* _Short task_
Each line containing the word "havaittiin" needs to be copied.

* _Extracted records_
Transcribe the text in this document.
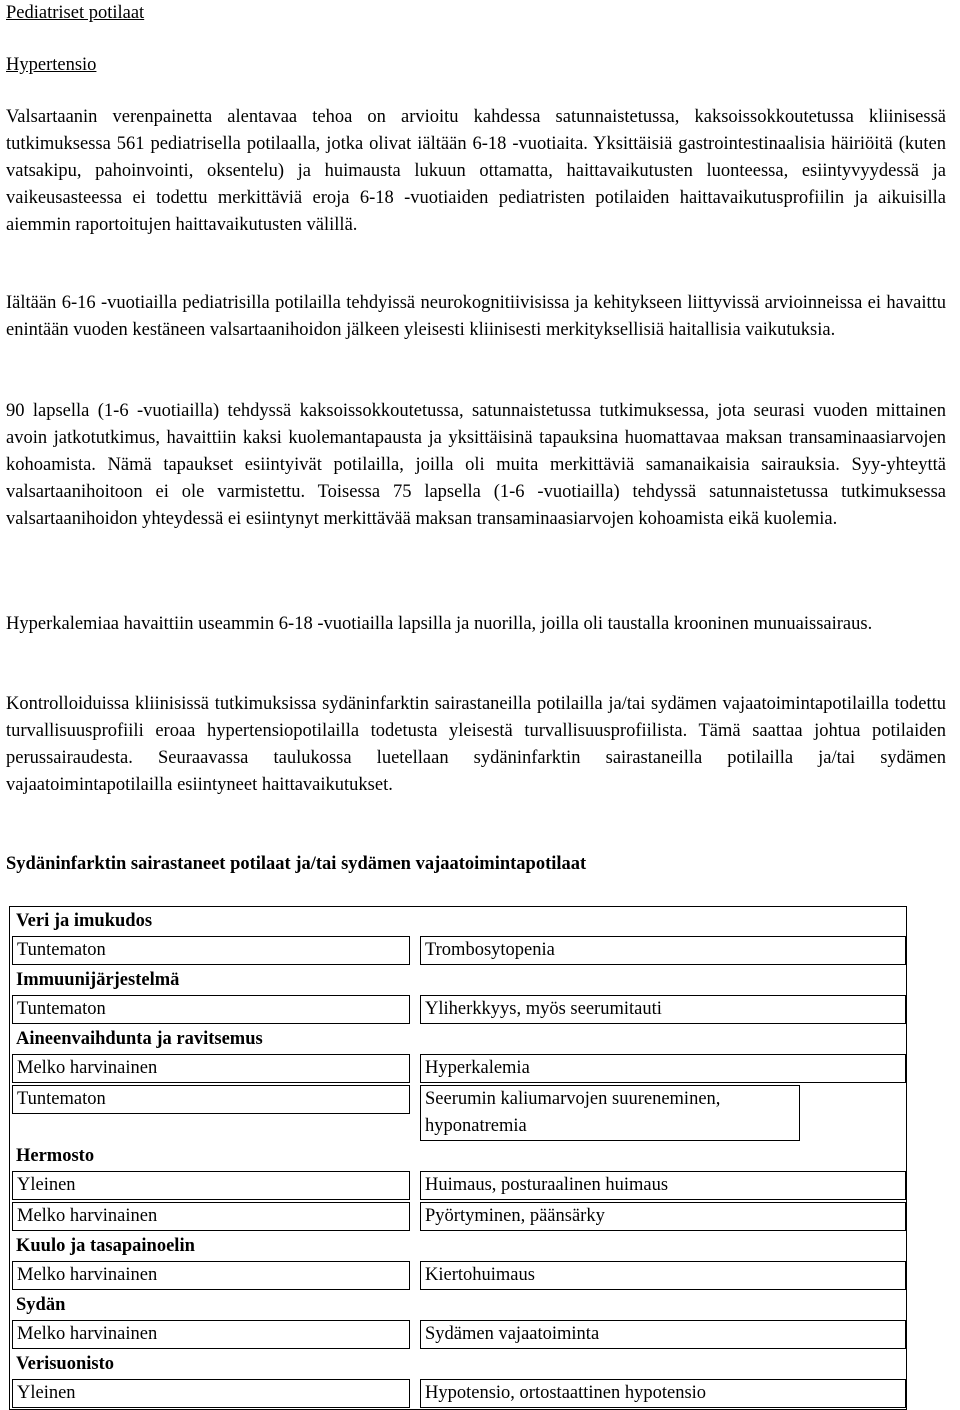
Pediatriset potilaat

Hypertensio

Valsartaanin verenpainetta alentavaa tehoa on arvioitu kahdessa satunnaistetussa, kaksoissokkoutetussa kliinisessä tutkimuksessa 561 pediatrisella potilaalla, jotka olivat iältään 6-18 -vuotiaita. Yksittäisiä gastrointestinaalisia häiriöitä (kuten vatsakipu, pahoinvointi, oksentelu) ja huimausta lukuun ottamatta, haittavaikutusten luonteessa, esiintyvyydessä ja vaikeusasteessa ei todettu merkittäviä eroja 6-18 -vuotiaiden pediatristen potilaiden haittavaikutusprofiilin ja aikuisilla aiemmin raportoitujen haittavaikutusten välillä.

Iältään 6-16 -vuotiailla pediatrisilla potilailla tehdyissä neurokognitiivisissa ja kehitykseen liittyvissä arvioinneissa ei havaittu enintään vuoden kestäneen valsartaanihoidon jälkeen yleisesti kliinisesti merkityksellisiä haitallisia vaikutuksia.

90 lapsella (1-6 -vuotiailla) tehdyssä kaksoissokkoutetussa, satunnaistetussa tutkimuksessa, jota seurasi vuoden mittainen avoin jatkotutkimus, havaittiin kaksi kuolemantapausta ja yksittäisinä tapauksina huomattavaa maksan transaminaasiarvojen kohoamista. Nämä tapaukset esiintyivät potilailla, joilla oli muita merkittäviä samanaikaisia sairauksia. Syy-yhteyttä valsartaanihoitoon ei ole varmistettu. Toisessa 75 lapsella (1-6 -vuotiailla) tehdyssä satunnaistetussa tutkimuksessa valsartaanihoidon yhteydessä ei esiintynyt merkittävää maksan transaminaasiarvojen kohoamista eikä kuolemia.

Hyperkalemiaa havaittiin useammin 6-18 -vuotiailla lapsilla ja nuorilla, joilla oli taustalla krooninen munuaissairaus.

Kontrolloiduissa kliinisissä tutkimuksissa sydäninfarktin sairastaneilla potilailla ja/tai sydämen vajaatoimintapotilailla todettu turvallisuusprofiili eroaa hypertensiopotilailla todetusta yleisestä turvallisuusprofiilista. Tämä saattaa johtua potilaiden perussairaudesta. Seuraavassa taulukossa luetellaan sydäninfarktin sairastaneilla potilailla ja/tai sydämen vajaatoimintapotilailla esiintyneet haittavaikutukset.

Sydäninfarktin sairastaneet potilaat ja/tai sydämen vajaatoimintapotilaat

Veri ja imukudos	

Tuntematon	Trombosytopenia

Immuunijärjestelmä	

Tuntematon	Yliherkkyys, myös seerumitauti

Aineenvaihdunta ja ravitsemus	

Melko harvinainen	Hyperkalemia

Tuntematon	Seerumin kaliumarvojen suureneminen, hyponatremia

Hermosto	

Yleinen	Huimaus, posturaalinen huimaus

Melko harvinainen	Pyörtyminen, päänsärky

Kuulo ja tasapainoelin	

Melko harvinainen	Kiertohuimaus

Sydän	

Melko harvinainen	Sydämen vajaatoiminta

Verisuonisto	

Yleinen	Hypotensio, ortostaattinen hypotensio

* _Result for this exercise_
90 lapsella (1-6 -vuotiailla) tehdyssä kaksoissokkoutetussa, satunnaistetussa tutkimuksessa, jota seurasi vuoden mittainen avoin jatkotutkimus, havaittiin kaksi kuolemantapausta ja yksittäisinä tapauksina huomattavaa maksan transaminaasiarvojen kohoamista. Nämä tapaukset esiintyivät potilailla, joilla oli muita merkittäviä samanaikaisia sairauksia. Syy-yhteyttä valsartaanihoitoon ei ole varmistettu. Toisessa 75 lapsella (1-6 -vuotiailla) tehdyssä satunnaistetussa tutkimuksessa valsartaanihoidon yhteydessä ei esiintynyt merkittävää maksan transaminaasiarvojen kohoamista eikä kuolemia.
Hyperkalemiaa havaittiin useammin 6-18 -vuotiailla lapsilla ja nuorilla, joilla oli taustalla krooninen munuaissairaus.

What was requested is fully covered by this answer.